So the main problem is with launch_heuristic and launch_configuration as well as KernelAbstractions.launch_config. These are kinda conflicting and I'm not actually sure how to write the launch_heuristic function in CUDA/gpuarrays.jl.
This one doesn't work because we need to read in an ndrange when doing the config.
@inline function GPUArrays.launch_heuristic(::CUDABackend, f::F, args::Vararg{Any,N};
elements::Int, elements_per_thread::Int) where {F,N}
obj = f(CUDABackend())
ndrange, workgroupsize, iterspace, dynamic = KA.launch_config(obj, nothing,
nothing)
# this might not be the final context, since we may tune the workgroupsize
ctx = KA.mkcontext(obj, ndrange, iterspace)
kernel = @cuda launch=false obj.f(ctx, args...)
# launching many large blocks) lowers performance, as observed with broadcast, so cap
# the block size if we don't have a grid-stride kernel (which would keep the grid small)
if elements_per_thread > 1
launch_configuration(kernel.fun)
else
launch_configuration(kernel.fun; max_threads=256)
end
end
The tests passed earlier because we weren't calling the right launch_heuristic from CUDA.
Something is really wrong with Metal.jl's map! on this PR:
julia> map!(-, Metal.zeros(Float32, 1), Metal.ones(Float32, 1))
1-element MtlVector{Float32, Private}:
-1.0
julia> map!(-, Metal.zeros(Float32, 2), Metal.ones(Float32, 2))
2-element MtlVector{Float32, Private}:
0.0
0.0
julia> Metal.zeros(Float32, 2) .= .-(Metal.ones(Float32, 2))
2-element MtlVector{Float32, Private}:
-1.0
-1.0
It doesn't seem launch configuration related because I can see 2 threads being launched here, as expected.
Map goes through launch_heuristic on Metal's side. I might have really messed up the logic somehow? AMDGPU doesn't have launch_heuristic and instead falls back to the default one defined here (in GPUArrays). It seems to be fine:
julia> map!(-, AMDGPU.zeros(Float32, 1), AMDGPU.ones(Float32, 1))
1-element ROCArray{Float32, 1, AMDGPU.Runtime.Mem.HIPBuffer}:
-1.0
julia> map!(-, AMDGPU.zeros(Float32, 2), AMDGPU.ones(Float32, 2))
2-element ROCArray{Float32, 1, AMDGPU.Runtime.Mem.HIPBuffer}:
-1.0
-1.0
julia> AMDGPU.zeros(Float32, 2) .= .-(AMDGPU.ones(Float32, 2))
2-element ROCArray{Float32, 1, AMDGPU.Runtime.Mem.HIPBuffer}:
-1.0
-1.0
I might be tired, but those look right to me. I just pushed a commit to Metal that removes launch_heuristic. Could you try running the tests again with that branch? https://github.com/JuliaGPU/Metal.jl/pull/328
I just pushed a commit to Metal that removes
launch_heuristic. Could you try running the tests again with that branch? JuliaGPU/Metal.jl#328
That doesn't help, as the launch configuration seems correct: config = (threads = 2, blocks = 1, elements_per_thread = 1), so the launch heuristic isn't to blame (and to be sure, I made it fall back to the GPUArrays definition, which didn't change a thing).

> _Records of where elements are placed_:
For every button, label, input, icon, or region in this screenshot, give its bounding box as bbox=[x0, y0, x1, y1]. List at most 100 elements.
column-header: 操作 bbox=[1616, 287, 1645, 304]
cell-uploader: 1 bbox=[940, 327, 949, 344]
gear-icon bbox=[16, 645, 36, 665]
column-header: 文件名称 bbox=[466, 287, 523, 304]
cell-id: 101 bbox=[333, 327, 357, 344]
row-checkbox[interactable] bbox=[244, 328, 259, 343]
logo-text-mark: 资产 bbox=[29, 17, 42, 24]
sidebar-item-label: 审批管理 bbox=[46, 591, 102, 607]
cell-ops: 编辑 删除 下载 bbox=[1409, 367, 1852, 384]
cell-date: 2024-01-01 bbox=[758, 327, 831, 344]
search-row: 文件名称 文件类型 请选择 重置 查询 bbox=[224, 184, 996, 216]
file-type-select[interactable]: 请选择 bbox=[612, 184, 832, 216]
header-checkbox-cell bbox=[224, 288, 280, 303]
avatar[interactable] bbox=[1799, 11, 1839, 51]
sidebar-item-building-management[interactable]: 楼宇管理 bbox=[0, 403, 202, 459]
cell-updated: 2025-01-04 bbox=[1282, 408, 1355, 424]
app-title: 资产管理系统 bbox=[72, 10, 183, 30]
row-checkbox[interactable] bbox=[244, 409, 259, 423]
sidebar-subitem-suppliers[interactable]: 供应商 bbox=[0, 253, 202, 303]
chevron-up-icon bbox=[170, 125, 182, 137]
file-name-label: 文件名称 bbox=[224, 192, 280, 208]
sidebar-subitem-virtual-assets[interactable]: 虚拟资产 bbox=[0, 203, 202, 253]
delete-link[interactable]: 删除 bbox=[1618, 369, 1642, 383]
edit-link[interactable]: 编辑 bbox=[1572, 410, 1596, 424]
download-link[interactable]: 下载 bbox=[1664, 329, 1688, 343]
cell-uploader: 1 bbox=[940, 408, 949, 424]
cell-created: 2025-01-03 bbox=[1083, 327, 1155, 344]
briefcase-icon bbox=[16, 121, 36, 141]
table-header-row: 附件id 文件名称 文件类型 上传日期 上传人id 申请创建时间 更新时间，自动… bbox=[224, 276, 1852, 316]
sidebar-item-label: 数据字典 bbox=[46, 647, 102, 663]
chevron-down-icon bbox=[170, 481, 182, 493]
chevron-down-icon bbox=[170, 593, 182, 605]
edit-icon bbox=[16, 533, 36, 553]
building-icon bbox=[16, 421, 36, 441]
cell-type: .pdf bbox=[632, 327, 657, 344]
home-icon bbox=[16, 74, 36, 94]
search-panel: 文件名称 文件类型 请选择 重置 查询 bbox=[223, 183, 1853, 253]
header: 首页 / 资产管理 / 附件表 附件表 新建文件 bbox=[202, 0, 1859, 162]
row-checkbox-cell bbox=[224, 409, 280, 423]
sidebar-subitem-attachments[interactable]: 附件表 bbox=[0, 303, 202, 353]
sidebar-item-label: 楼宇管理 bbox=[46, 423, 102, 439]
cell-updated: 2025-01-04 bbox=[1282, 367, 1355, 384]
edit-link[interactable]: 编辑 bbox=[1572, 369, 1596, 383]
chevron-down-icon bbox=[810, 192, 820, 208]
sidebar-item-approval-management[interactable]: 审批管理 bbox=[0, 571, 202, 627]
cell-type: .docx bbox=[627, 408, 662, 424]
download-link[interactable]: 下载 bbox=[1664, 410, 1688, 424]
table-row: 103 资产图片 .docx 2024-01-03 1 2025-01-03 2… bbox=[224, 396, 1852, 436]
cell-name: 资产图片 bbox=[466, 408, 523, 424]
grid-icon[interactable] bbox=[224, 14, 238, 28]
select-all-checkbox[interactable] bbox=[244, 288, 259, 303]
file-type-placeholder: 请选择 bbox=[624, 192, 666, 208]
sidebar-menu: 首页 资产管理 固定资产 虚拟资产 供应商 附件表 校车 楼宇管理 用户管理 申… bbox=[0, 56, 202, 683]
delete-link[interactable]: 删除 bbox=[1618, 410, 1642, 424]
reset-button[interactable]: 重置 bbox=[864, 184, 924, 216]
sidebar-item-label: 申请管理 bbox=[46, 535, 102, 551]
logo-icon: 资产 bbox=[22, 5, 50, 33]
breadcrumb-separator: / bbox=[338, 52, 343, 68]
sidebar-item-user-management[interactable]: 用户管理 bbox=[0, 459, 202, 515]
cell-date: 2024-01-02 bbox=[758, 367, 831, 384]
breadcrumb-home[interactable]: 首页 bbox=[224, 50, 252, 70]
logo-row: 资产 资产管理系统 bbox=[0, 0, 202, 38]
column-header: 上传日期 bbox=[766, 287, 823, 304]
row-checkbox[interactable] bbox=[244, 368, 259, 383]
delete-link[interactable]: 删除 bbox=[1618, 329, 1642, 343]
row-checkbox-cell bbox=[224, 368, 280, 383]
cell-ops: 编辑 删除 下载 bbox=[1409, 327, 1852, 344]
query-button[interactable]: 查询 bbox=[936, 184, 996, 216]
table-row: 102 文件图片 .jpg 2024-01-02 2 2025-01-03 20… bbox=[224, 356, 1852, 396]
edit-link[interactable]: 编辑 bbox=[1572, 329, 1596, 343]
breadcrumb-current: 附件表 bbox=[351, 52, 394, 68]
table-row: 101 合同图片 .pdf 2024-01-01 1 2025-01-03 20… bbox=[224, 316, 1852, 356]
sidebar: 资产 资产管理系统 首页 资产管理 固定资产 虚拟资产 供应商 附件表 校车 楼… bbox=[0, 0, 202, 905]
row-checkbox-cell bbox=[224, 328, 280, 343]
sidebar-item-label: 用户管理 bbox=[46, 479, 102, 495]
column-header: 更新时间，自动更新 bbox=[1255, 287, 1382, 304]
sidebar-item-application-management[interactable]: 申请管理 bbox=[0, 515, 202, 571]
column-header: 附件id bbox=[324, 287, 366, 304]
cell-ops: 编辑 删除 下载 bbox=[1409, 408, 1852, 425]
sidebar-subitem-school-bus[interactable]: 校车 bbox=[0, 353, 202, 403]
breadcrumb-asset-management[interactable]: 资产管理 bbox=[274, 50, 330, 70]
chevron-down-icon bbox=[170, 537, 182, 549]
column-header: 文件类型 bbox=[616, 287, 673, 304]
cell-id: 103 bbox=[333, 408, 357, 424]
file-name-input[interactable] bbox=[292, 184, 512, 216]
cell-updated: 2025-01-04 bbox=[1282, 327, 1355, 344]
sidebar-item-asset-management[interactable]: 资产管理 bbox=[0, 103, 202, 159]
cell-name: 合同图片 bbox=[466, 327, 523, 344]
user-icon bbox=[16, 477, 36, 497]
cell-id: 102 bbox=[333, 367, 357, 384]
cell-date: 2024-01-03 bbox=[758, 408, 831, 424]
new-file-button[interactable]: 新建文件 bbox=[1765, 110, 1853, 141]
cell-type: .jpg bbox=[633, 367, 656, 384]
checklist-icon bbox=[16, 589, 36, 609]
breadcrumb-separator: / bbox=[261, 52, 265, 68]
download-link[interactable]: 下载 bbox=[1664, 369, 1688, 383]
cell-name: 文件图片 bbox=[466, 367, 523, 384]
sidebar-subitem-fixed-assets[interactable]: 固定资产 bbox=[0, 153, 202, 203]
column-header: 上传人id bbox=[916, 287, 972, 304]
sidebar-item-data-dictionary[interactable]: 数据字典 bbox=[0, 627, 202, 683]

> _EXERCISE_:
From the discussion of launch_heuristic, extract the passage between "Map goes through" and "2), AMDGPU.ones(Float32, 2))", inclusive, copying it word for word.

> _REPLY TO THE TASK_:
Map goes through launch_heuristic on Metal's side. I might have really messed up the logic somehow? AMDGPU doesn't have launch_heuristic and instead falls back to the default one defined here (in GPUArrays). It seems to be fine:
julia> map!(-, AMDGPU.zeros(Float32, 1), AMDGPU.ones(Float32, 1))
1-element ROCArray{Float32, 1, AMDGPU.Runtime.Mem.HIPBuffer}:
-1.0
julia> map!(-, AMDGPU.zeros(Float32, 2), AMDGPU.ones(Float32, 2))